▶ _EXERCISE INSTRUCTIONS_: Using the records provided below, locate and copy each line that contains the word "document".

☆ ☆ ☆

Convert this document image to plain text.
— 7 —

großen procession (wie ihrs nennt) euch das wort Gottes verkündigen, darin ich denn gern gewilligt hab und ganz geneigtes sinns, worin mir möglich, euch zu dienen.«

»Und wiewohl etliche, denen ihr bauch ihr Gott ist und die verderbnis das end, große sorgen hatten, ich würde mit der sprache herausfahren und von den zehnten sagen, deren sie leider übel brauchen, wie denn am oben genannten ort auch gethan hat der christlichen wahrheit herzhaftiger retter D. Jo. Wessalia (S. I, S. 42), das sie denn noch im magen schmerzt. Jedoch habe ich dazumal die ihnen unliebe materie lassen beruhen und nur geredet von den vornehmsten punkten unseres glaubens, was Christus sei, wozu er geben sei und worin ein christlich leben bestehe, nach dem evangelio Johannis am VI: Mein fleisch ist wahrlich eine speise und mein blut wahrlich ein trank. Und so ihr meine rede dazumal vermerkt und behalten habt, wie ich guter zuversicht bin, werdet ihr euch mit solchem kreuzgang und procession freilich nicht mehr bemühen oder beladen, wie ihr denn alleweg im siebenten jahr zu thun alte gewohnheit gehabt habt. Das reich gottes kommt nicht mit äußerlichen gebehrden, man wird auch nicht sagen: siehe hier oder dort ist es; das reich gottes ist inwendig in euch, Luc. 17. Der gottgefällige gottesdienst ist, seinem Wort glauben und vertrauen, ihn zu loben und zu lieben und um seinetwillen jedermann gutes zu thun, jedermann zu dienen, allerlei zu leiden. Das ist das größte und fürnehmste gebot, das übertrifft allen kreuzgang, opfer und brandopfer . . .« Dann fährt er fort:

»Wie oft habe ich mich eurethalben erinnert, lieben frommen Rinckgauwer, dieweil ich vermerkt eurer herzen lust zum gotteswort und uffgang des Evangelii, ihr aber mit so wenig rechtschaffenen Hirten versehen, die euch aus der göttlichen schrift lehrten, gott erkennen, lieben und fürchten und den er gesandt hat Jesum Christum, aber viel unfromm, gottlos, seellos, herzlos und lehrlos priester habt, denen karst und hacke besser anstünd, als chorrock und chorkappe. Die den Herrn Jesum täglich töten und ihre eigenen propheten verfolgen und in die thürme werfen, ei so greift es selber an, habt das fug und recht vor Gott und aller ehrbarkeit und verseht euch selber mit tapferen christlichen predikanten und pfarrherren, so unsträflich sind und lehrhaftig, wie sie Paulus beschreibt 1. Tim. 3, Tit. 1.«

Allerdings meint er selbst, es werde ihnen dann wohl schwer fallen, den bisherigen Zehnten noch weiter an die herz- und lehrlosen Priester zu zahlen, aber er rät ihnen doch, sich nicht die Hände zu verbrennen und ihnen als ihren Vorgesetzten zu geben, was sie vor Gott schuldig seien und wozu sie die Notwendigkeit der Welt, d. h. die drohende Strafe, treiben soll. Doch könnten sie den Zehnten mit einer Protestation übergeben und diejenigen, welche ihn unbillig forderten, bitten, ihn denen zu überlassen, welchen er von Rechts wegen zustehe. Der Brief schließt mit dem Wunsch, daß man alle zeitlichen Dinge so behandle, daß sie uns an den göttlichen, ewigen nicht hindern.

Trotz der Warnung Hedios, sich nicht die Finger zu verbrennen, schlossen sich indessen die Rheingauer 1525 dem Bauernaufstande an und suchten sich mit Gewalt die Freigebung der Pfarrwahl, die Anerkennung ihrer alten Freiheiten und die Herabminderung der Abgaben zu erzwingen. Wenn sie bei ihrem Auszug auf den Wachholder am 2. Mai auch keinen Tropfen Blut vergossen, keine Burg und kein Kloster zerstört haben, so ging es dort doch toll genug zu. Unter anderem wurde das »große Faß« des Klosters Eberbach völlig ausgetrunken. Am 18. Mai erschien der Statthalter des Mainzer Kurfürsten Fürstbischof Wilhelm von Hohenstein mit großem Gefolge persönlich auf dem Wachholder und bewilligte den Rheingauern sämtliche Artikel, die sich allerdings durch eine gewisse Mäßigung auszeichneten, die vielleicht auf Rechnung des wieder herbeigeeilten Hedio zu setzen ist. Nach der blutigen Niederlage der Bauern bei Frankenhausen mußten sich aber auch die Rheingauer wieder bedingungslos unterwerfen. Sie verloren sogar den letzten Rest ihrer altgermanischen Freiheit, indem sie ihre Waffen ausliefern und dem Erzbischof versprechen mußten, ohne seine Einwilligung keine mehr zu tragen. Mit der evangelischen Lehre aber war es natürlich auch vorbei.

☆ ☆ ☆

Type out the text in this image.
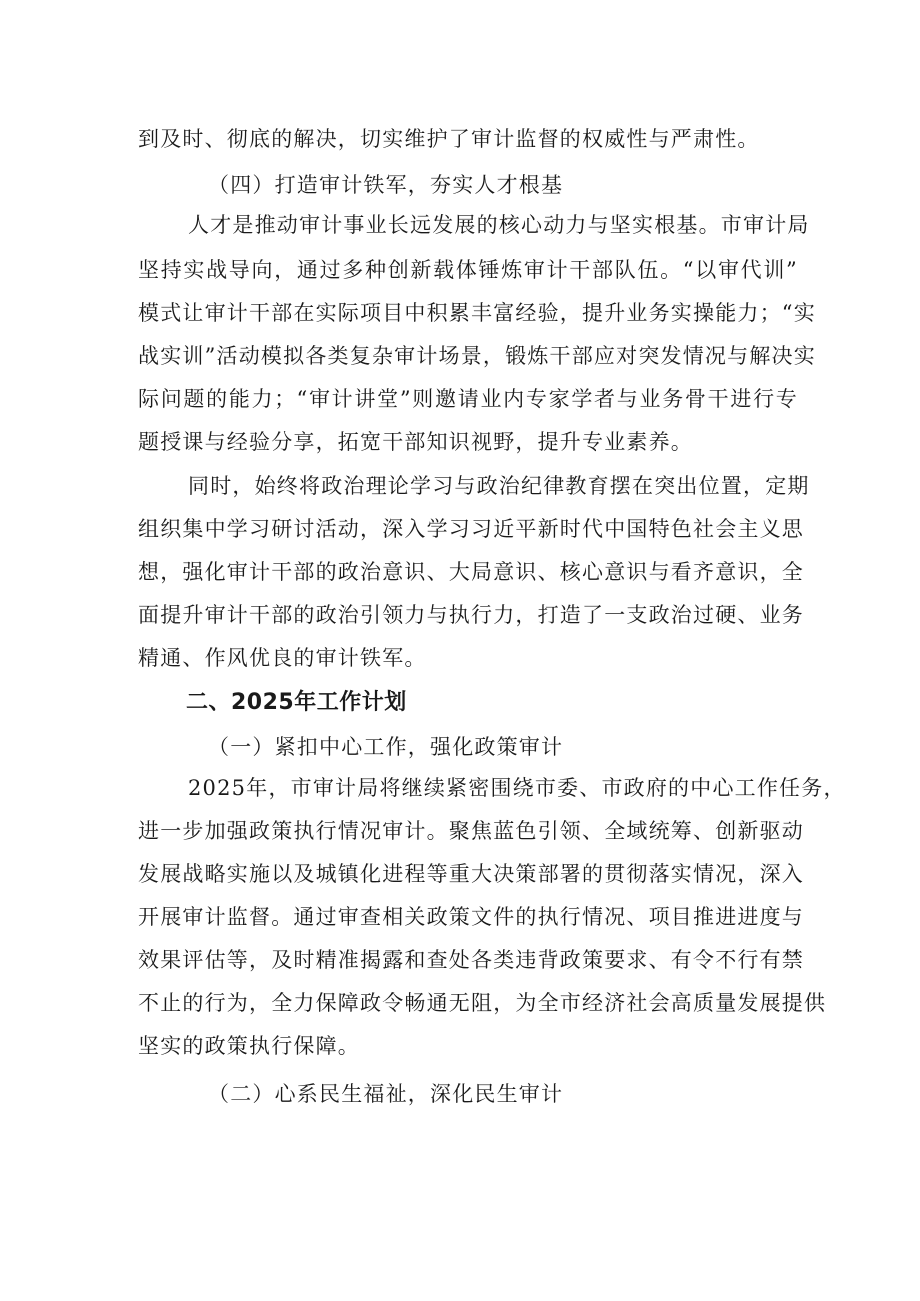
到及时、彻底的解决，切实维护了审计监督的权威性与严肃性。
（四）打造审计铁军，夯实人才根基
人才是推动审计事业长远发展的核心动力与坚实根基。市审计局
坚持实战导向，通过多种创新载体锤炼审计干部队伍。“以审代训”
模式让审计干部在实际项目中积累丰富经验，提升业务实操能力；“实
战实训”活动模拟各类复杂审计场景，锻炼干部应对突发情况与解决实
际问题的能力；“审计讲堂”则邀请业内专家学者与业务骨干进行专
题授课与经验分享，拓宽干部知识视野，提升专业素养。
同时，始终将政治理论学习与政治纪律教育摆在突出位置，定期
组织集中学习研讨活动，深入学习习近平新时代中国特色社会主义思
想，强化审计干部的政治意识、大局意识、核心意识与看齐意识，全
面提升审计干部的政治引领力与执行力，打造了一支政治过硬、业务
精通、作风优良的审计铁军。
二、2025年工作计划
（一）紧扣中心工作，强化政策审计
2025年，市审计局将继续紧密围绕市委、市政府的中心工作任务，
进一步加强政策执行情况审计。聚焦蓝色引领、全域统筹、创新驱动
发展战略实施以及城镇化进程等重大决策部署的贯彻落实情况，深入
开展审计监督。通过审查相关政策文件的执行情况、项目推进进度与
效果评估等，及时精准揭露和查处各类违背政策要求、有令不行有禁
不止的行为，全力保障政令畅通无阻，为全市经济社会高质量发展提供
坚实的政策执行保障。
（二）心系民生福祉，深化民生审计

☆ ☆ ☆

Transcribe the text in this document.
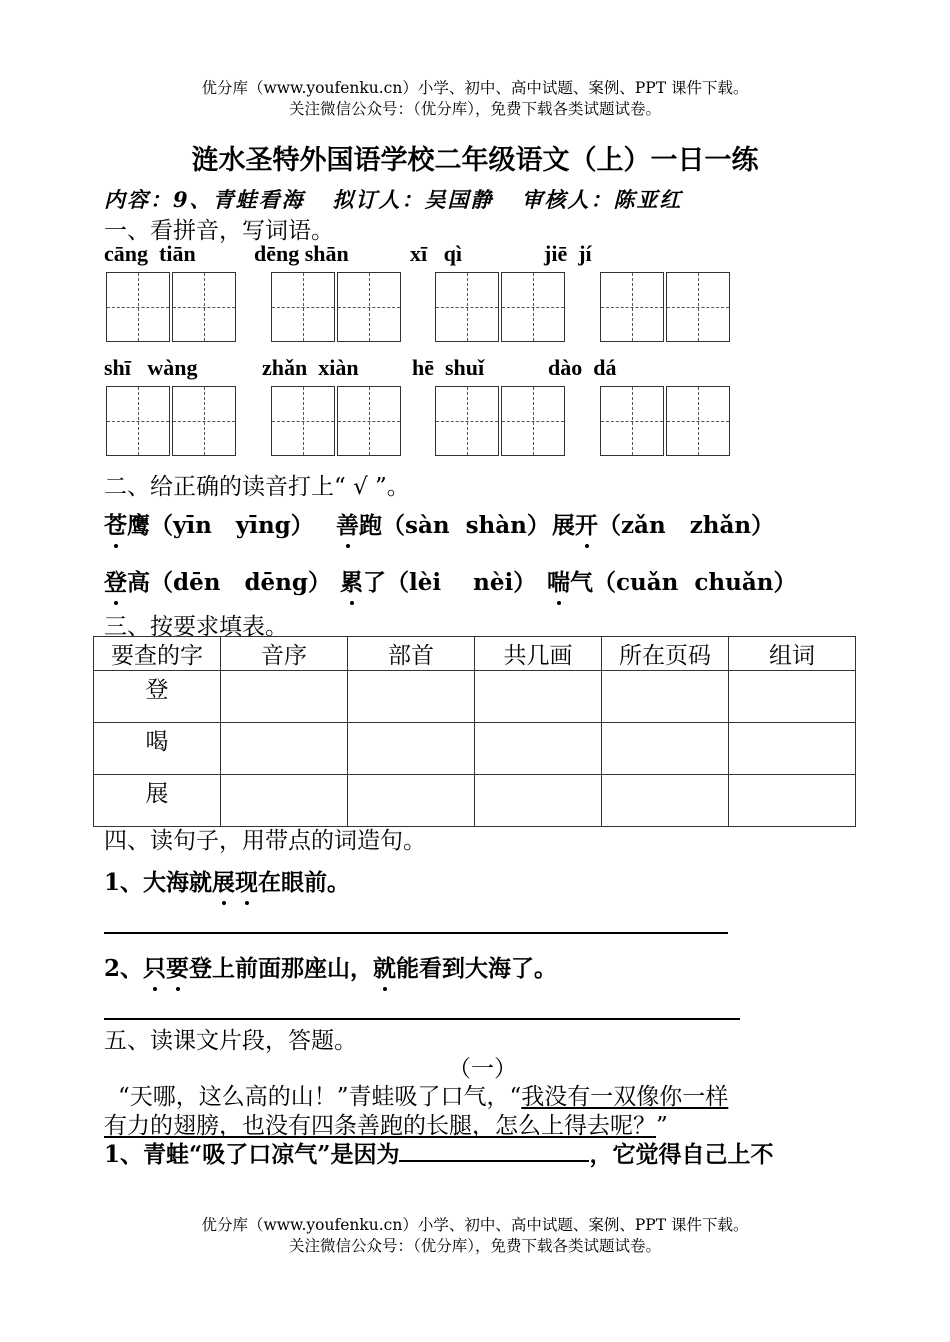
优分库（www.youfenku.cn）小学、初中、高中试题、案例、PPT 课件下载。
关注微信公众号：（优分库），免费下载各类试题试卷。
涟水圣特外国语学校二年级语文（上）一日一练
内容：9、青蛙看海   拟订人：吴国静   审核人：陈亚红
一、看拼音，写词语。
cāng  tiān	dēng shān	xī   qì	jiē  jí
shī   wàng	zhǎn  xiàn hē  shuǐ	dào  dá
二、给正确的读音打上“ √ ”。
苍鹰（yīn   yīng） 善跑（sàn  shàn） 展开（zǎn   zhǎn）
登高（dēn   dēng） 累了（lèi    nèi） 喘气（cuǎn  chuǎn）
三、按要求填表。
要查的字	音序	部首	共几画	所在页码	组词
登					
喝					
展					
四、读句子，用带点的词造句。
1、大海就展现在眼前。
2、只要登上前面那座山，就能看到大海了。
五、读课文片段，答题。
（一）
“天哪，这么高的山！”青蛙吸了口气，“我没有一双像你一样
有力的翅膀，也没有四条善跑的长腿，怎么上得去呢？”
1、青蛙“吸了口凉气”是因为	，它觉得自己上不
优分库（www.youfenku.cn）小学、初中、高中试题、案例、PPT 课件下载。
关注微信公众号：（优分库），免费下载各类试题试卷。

☆ ☆ ☆

▶ _CORRECT RESPONSE_:
Convert this document image to plain text.
Transcribe the text in this document.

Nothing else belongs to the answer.